■ EXERCISE REQUIREMENTS ■
Go through the listing and set it down exactly, leaving out its pictures.

■ SUPPLIED DATA ■
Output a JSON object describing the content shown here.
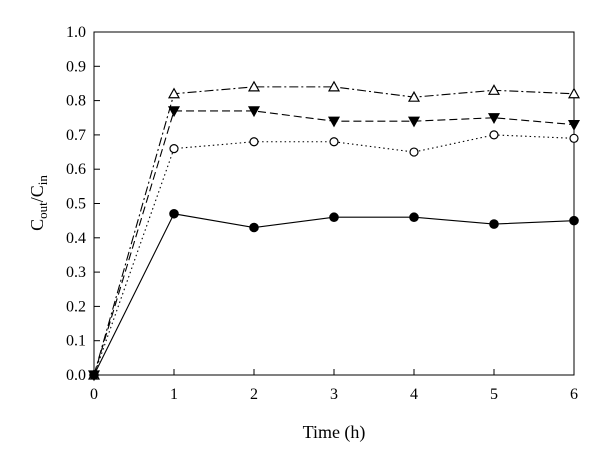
{
  "chart_data": {
    "type": "line",
    "title": "",
    "xlabel": "Time (h)",
    "ylabel": {
      "main_1": "C",
      "sub_1": "out",
      "slash": "/",
      "main_2": "C",
      "sub_2": "in"
    },
    "xlim": [
      0,
      6
    ],
    "ylim": [
      0,
      1.0
    ],
    "x_ticks": [
      "0",
      "1",
      "2",
      "3",
      "4",
      "5",
      "6"
    ],
    "y_ticks": [
      "0.0",
      "0.1",
      "0.2",
      "0.3",
      "0.4",
      "0.5",
      "0.6",
      "0.7",
      "0.8",
      "0.9",
      "1.0"
    ],
    "grid": false,
    "x": [
      0,
      1,
      2,
      3,
      4,
      5,
      6
    ],
    "series": [
      {
        "marker": "open-triangle",
        "line_style": "dash-dot",
        "values": [
          0.0,
          0.82,
          0.84,
          0.84,
          0.81,
          0.83,
          0.82
        ]
      },
      {
        "marker": "filled-inverted-triangle",
        "line_style": "dashed",
        "values": [
          0.0,
          0.77,
          0.77,
          0.74,
          0.74,
          0.75,
          0.73
        ]
      },
      {
        "marker": "open-circle",
        "line_style": "dotted",
        "values": [
          0.0,
          0.66,
          0.68,
          0.68,
          0.65,
          0.7,
          0.69
        ]
      },
      {
        "marker": "filled-circle",
        "line_style": "solid",
        "values": [
          0.0,
          0.47,
          0.43,
          0.46,
          0.46,
          0.44,
          0.45
        ]
      }
    ]
  }
}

■ OUTPUT OF THE EXERCISE ■
Output a JSON object describing the content shown here.
{
  "chart_data": {
    "type": "line",
    "title": "",
    "xlabel": "Time (h)",
    "ylabel": {
      "main_1": "C",
      "sub_1": "out",
      "slash": "/",
      "main_2": "C",
      "sub_2": "in"
    },
    "xlim": [
      0,
      6
    ],
    "ylim": [
      0,
      1.0
    ],
    "x_ticks": [
      "0",
      "1",
      "2",
      "3",
      "4",
      "5",
      "6"
    ],
    "y_ticks": [
      "0.0",
      "0.1",
      "0.2",
      "0.3",
      "0.4",
      "0.5",
      "0.6",
      "0.7",
      "0.8",
      "0.9",
      "1.0"
    ],
    "grid": false,
    "x": [
      0,
      1,
      2,
      3,
      4,
      5,
      6
    ],
    "series": [
      {
        "marker": "open-triangle",
        "line_style": "dash-dot",
        "values": [
          0.0,
          0.82,
          0.84,
          0.84,
          0.81,
          0.83,
          0.82
        ]
      },
      {
        "marker": "filled-inverted-triangle",
        "line_style": "dashed",
        "values": [
          0.0,
          0.77,
          0.77,
          0.74,
          0.74,
          0.75,
          0.73
        ]
      },
      {
        "marker": "open-circle",
        "line_style": "dotted",
        "values": [
          0.0,
          0.66,
          0.68,
          0.68,
          0.65,
          0.7,
          0.69
        ]
      },
      {
        "marker": "filled-circle",
        "line_style": "solid",
        "values": [
          0.0,
          0.47,
          0.43,
          0.46,
          0.46,
          0.44,
          0.45
        ]
      }
    ]
  }
}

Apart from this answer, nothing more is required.